=== Your instructions ===
Search the records for the word "development" and report each line that has it.

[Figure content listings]

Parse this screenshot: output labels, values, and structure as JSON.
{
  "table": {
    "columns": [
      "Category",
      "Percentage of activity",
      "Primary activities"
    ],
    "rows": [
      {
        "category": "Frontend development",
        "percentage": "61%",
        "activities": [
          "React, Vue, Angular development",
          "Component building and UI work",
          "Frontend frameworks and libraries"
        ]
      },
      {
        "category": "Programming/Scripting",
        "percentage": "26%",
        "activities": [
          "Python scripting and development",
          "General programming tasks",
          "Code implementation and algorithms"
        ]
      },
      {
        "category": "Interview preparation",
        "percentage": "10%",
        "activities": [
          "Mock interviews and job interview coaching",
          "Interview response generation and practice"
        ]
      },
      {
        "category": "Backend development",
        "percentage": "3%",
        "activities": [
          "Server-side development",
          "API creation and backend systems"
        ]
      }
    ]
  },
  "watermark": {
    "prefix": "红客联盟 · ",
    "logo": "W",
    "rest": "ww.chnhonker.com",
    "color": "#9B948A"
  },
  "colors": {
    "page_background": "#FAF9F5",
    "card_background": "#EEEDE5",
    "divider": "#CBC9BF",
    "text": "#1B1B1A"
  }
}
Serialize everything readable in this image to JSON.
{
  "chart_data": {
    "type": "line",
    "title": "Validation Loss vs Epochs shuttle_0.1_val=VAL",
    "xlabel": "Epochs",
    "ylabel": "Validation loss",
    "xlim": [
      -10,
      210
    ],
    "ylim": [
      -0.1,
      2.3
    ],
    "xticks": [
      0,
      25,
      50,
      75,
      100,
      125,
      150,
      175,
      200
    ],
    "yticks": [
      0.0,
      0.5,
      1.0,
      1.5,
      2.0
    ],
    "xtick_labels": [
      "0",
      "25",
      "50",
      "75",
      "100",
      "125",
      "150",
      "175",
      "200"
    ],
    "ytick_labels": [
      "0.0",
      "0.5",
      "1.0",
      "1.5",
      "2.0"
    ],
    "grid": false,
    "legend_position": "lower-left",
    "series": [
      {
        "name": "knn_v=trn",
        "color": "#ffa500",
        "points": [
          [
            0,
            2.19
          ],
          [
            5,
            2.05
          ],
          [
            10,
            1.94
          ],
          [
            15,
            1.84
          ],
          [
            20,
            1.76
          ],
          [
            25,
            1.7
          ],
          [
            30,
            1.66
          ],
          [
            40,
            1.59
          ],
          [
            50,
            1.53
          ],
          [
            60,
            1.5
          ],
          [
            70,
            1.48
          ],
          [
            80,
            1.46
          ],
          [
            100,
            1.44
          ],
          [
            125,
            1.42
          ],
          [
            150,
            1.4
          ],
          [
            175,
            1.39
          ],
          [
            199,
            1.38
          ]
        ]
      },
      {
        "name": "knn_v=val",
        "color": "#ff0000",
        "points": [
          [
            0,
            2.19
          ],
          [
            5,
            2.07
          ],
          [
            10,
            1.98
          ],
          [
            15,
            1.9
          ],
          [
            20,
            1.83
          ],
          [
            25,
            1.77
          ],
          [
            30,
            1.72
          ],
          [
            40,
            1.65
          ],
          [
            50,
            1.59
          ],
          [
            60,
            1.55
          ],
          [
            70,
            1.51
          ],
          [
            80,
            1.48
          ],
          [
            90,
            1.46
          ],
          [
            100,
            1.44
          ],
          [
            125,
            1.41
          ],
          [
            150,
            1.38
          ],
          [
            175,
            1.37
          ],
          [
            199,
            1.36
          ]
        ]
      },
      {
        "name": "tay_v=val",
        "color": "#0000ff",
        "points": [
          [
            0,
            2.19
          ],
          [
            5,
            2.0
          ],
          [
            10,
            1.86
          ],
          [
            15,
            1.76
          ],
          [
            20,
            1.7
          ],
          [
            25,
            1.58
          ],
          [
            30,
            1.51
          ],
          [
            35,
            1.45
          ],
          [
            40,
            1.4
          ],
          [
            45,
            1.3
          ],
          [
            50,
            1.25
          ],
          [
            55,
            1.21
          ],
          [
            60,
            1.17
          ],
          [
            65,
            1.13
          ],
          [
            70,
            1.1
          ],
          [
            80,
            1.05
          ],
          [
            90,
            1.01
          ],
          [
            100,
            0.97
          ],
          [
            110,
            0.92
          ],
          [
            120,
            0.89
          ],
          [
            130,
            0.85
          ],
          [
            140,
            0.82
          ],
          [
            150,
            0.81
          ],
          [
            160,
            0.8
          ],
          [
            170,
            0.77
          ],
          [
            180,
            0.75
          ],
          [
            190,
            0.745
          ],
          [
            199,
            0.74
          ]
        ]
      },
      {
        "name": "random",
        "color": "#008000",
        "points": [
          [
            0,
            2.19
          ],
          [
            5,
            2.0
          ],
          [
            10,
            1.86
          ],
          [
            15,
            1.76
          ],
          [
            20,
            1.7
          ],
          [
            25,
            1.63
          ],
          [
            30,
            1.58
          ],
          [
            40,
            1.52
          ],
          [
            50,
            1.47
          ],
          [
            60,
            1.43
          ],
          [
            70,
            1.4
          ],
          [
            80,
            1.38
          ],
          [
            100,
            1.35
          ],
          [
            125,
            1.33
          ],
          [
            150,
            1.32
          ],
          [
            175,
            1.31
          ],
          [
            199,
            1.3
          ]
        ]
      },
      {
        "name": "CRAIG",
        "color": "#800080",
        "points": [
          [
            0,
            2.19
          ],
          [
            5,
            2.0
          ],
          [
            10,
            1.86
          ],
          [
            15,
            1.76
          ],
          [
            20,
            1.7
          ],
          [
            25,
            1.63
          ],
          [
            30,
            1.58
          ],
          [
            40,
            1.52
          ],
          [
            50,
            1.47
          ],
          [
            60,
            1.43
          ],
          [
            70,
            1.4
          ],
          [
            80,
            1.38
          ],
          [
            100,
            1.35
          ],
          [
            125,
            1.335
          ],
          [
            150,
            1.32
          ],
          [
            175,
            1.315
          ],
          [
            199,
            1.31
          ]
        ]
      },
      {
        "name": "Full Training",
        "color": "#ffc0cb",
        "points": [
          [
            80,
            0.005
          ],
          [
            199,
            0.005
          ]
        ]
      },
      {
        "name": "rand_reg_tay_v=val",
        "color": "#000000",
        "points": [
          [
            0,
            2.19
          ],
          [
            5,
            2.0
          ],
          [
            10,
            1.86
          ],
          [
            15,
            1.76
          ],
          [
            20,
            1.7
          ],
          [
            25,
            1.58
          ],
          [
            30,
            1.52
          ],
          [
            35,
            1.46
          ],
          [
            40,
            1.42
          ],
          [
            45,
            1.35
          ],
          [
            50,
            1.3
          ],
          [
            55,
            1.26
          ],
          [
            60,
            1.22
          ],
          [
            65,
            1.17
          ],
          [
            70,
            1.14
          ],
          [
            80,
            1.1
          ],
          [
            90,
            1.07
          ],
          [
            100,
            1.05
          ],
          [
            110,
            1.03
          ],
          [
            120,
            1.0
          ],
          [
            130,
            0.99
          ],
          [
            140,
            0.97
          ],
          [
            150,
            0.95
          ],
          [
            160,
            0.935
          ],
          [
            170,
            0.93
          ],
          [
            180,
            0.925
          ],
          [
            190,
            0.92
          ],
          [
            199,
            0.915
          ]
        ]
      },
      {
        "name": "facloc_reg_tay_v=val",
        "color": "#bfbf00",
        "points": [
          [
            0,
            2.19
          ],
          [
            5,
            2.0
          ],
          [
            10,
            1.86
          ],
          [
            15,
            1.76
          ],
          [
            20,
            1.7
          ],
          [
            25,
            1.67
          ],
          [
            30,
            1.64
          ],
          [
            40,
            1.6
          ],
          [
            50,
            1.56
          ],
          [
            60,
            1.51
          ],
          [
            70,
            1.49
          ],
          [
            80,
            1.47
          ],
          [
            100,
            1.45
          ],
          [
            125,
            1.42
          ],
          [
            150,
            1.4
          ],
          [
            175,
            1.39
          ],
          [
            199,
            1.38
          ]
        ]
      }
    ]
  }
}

=== Response ===
        "category": "Frontend development",
          "React, Vue, Angular development",
          "Python scripting and development",
        "category": "Backend development",
          "Server-side development",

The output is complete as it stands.